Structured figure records
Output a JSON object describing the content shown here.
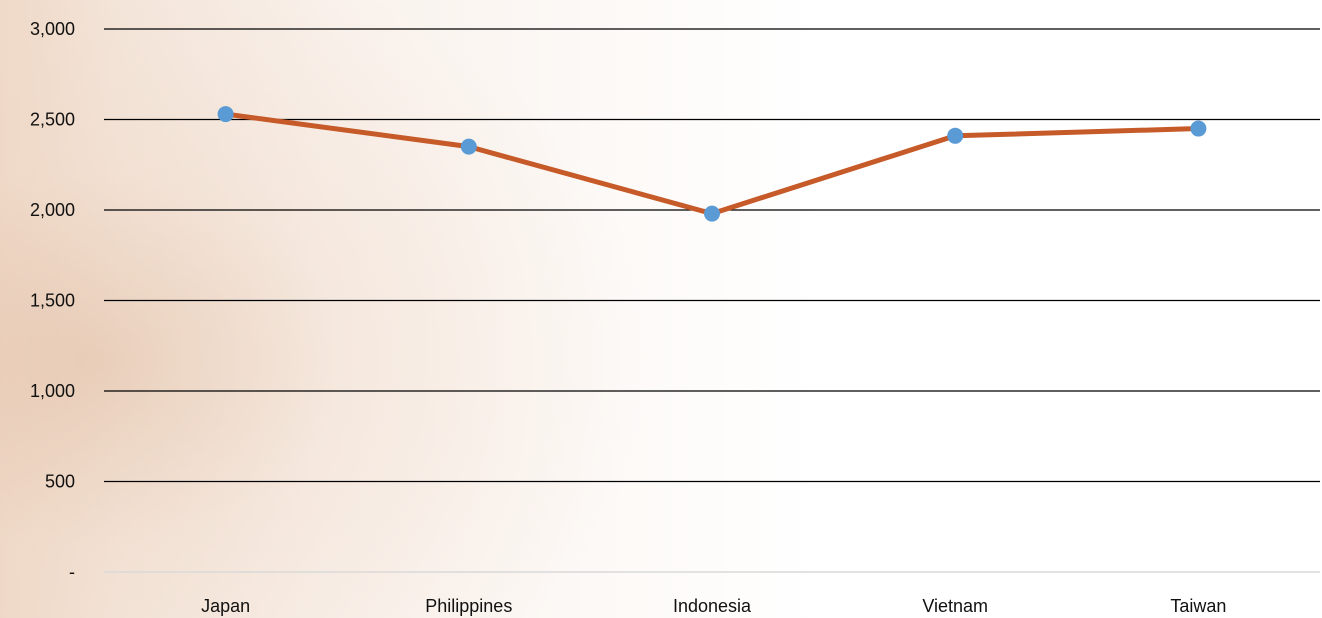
{
  "chart_data": {
    "type": "line",
    "categories": [
      "Japan",
      "Philippines",
      "Indonesia",
      "Vietnam",
      "Taiwan"
    ],
    "series": [
      {
        "values": [
          2530,
          2350,
          1980,
          2410,
          2450
        ],
        "line_color": "#C65A28",
        "marker_color": "#5B9BD5"
      }
    ],
    "y_ticks": [
      {
        "value": 0,
        "label": "-"
      },
      {
        "value": 500,
        "label": "500"
      },
      {
        "value": 1000,
        "label": "1,000"
      },
      {
        "value": 1500,
        "label": "1,500"
      },
      {
        "value": 2000,
        "label": "2,000"
      },
      {
        "value": 2500,
        "label": "2,500"
      },
      {
        "value": 3000,
        "label": "3,000"
      }
    ],
    "ylim": [
      0,
      3000
    ],
    "title": "",
    "xlabel": "",
    "ylabel": "",
    "grid": true,
    "gridline_color": "#000000",
    "baseline_color": "#D9D9D9",
    "legend": "none"
  }
}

> TASK DETAILS
Output the lines above in full and exactly as given, omitting any pictures.

> TASK SOLUTION
Output a JSON object describing the content shown here.
{
  "chart_data": {
    "type": "line",
    "categories": [
      "Japan",
      "Philippines",
      "Indonesia",
      "Vietnam",
      "Taiwan"
    ],
    "series": [
      {
        "values": [
          2530,
          2350,
          1980,
          2410,
          2450
        ],
        "line_color": "#C65A28",
        "marker_color": "#5B9BD5"
      }
    ],
    "y_ticks": [
      {
        "value": 0,
        "label": "-"
      },
      {
        "value": 500,
        "label": "500"
      },
      {
        "value": 1000,
        "label": "1,000"
      },
      {
        "value": 1500,
        "label": "1,500"
      },
      {
        "value": 2000,
        "label": "2,000"
      },
      {
        "value": 2500,
        "label": "2,500"
      },
      {
        "value": 3000,
        "label": "3,000"
      }
    ],
    "ylim": [
      0,
      3000
    ],
    "title": "",
    "xlabel": "",
    "ylabel": "",
    "grid": true,
    "gridline_color": "#000000",
    "baseline_color": "#D9D9D9",
    "legend": "none"
  }
}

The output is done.